*Texte retenu*.
"Voici l'époux, sortez à sa rencontre"
Homélie de
le 8 novembre 2020  |
Texte de l'évangile : Mt 25, 1-13

Les lectures de ce dimanche nous convient à être des veilleurs. L’un des vocables pour désigner les moines dans l’antiquité est “neptiques”, c’est-à-dire vigilants, ou “acémètes”, qui ne s’endorment pas. Veiller sera donc pour eux :

– une attitude de sagesse pour rester maître de soi, comme y invite la première lecture ; veiller prend alors la forme de la surveillance sur soi-même ;

– une attitude de service actif du prochain ; veiller, c’est alors exercer la bienveillance ;

– une attitude d’attente de la venue du Seigneur : c’est la vigilance à proprement parler.

La veille est ainsi orientée vers soi-même, vers les autres et vers Dieu.

Se surveiller, c’est cultiver « une attitude mentale de sobre et lucide vigilance par laquelle, avec un esprit bien éveillé, présent à Dieu et à soi-même, on met toute son attention à se garder avec la plus grande diligence non seulement des pensées mauvaises qui inclinent au péché, mais de celles simplement inopportunes et importunes qui tendent à nous faire perdre le souvenir de Dieu et à nous plonger dans l’oubli des choses spirituelles » 1. Le modèle de cette garde du cœur ou surveillance, c’est Jésus tenté au désert : assailli par les suggestions du démon, il lui résiste par la Parole de Dieu ; il neutralise chaque tentation par la Parole de Dieu (cf. Mt 4,1-11).

Veiller, c’est aussi faire attention aux autres ; cette attitude est étroitement liée à l’esprit de service selon l’évangile. Tout en étant tournée vers les autres, elle se garde donc autant du relâchement que de l’agitation ; elle s’allie avec l’hésychia, ce calme intérieur qui résulte de la victoire sur les désirs et les passions. Le modèle de cette vigilance aimante, de cette bienveillance, c’est Jésus, le bon pasteur qui veille sur son troupeau, connaît chaque brebis par son nom, la rassure par sa voix et va jusqu’à donner sa vie pour elles (Jn 10,3.4.11).

*Liste des données*.
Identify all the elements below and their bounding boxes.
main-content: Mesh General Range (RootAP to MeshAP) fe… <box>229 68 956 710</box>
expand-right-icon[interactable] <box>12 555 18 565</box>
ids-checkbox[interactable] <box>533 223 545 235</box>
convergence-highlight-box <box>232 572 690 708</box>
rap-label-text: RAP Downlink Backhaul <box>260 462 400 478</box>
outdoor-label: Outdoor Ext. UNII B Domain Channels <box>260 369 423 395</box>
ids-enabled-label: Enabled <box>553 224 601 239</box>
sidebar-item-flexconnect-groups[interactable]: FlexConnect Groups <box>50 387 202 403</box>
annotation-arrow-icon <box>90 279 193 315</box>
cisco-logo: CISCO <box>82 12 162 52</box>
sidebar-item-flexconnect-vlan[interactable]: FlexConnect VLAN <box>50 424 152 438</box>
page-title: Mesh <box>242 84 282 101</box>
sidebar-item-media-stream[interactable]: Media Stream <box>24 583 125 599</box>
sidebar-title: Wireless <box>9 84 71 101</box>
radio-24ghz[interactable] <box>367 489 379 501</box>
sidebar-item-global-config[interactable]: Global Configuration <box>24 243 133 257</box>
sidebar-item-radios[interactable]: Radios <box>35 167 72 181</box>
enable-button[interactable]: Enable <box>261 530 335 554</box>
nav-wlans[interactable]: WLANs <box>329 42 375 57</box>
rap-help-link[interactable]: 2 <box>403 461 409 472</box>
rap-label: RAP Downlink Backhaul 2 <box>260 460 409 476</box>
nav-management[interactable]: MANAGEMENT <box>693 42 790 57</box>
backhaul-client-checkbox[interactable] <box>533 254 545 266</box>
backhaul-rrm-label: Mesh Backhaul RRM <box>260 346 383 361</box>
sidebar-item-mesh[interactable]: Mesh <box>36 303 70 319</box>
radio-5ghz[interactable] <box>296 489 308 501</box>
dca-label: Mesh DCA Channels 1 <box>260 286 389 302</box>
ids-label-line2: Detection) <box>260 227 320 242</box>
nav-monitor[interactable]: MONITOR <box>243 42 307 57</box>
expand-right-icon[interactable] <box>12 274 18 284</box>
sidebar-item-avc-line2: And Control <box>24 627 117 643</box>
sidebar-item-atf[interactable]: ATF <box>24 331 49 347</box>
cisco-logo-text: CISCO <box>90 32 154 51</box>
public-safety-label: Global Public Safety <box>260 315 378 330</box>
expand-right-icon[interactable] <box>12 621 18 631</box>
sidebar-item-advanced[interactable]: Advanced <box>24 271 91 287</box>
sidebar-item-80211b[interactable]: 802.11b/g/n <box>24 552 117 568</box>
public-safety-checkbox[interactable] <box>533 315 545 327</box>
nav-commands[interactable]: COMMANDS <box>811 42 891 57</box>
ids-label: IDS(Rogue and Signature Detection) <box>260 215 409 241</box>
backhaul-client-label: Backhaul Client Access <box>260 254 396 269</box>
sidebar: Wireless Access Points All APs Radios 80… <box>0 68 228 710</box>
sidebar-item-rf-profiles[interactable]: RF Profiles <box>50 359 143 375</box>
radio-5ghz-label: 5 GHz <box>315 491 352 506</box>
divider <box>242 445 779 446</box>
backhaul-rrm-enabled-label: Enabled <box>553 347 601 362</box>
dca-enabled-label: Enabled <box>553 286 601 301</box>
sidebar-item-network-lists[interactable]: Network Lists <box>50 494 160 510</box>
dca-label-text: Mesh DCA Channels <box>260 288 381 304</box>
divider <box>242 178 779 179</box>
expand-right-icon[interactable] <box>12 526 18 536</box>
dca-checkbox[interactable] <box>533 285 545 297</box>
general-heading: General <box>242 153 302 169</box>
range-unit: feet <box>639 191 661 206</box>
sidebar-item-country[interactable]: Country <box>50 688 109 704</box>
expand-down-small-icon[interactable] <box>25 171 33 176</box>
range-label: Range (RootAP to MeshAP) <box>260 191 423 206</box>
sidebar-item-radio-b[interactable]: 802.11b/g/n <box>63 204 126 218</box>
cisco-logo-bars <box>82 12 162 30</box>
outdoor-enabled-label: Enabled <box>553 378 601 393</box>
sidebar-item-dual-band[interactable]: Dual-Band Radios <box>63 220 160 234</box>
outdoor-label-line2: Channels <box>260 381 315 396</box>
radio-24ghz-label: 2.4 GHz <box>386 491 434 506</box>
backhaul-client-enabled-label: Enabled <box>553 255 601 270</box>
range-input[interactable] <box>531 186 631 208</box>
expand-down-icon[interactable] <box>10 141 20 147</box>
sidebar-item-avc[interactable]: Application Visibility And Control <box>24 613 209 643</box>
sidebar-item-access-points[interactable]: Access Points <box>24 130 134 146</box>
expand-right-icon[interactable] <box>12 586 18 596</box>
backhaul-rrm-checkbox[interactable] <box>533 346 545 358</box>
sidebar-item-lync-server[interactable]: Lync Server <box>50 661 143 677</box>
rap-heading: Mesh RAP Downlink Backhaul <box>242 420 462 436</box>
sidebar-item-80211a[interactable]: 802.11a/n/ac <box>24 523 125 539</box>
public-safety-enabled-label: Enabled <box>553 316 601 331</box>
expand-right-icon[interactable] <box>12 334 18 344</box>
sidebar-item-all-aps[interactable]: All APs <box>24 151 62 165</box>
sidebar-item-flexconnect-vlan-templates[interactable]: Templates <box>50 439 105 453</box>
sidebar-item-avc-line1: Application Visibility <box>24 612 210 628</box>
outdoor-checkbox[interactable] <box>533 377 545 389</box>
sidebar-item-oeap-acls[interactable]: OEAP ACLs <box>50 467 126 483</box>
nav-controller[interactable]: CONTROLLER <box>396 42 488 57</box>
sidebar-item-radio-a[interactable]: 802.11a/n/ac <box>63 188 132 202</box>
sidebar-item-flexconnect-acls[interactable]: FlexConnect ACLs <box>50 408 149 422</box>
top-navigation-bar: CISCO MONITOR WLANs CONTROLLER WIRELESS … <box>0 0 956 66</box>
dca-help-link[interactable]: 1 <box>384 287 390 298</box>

*Liste des tâches*.
a - Réécrivez plus brièvement le paragraphe de l'homélie qui commence par « Veiller, c'est aussi faire attention aux autres », en gardant ses faits principaux.
b - Restituez sans changement le passage de l'homélie qui commence par « La veille est » et se termine par « (cf. Mt 4,1-11). ».
c - D'après l'homélie, quel mot désignait dans l'antiquité les moines « qui ne s'endorment pas » ?

*Réponses aux tâches*.
a - Veiller, c'est aussi être attentif aux autres, dans l'esprit de service de l'évangile. Cette attitude évite le relâchement comme l'agitation. Elle s'allie à l'hésychia, le calme intérieur qui naît de la victoire sur les désirs et les passions. Son modèle est Jésus, le bon pasteur. Il veille sur son troupeau, connaît chaque brebis par son nom, la rassure par sa voix et donne sa vie pour elles (Jn 10,3.4.11).

b -
La veille est ainsi orientée vers soi-même, vers les autres et vers Dieu.

Se surveiller, c’est cultiver « une attitude mentale de sobre et lucide vigilance par laquelle, avec un esprit bien éveillé, présent à Dieu et à soi-même, on met toute son attention à se garder avec la plus grande diligence non seulement des pensées mauvaises qui inclinent au péché, mais de celles simplement inopportunes et importunes qui tendent à nous faire perdre le souvenir de Dieu et à nous plonger dans l’oubli des choses spirituelles » 1. Le modèle de cette garde du cœur ou surveillance, c’est Jésus tenté au désert : assailli par les suggestions du démon, il lui résiste par la Parole de Dieu ; il neutralise chaque tentation par la Parole de Dieu (cf. Mt 4,1-11).

c - Le mot « acémètes ».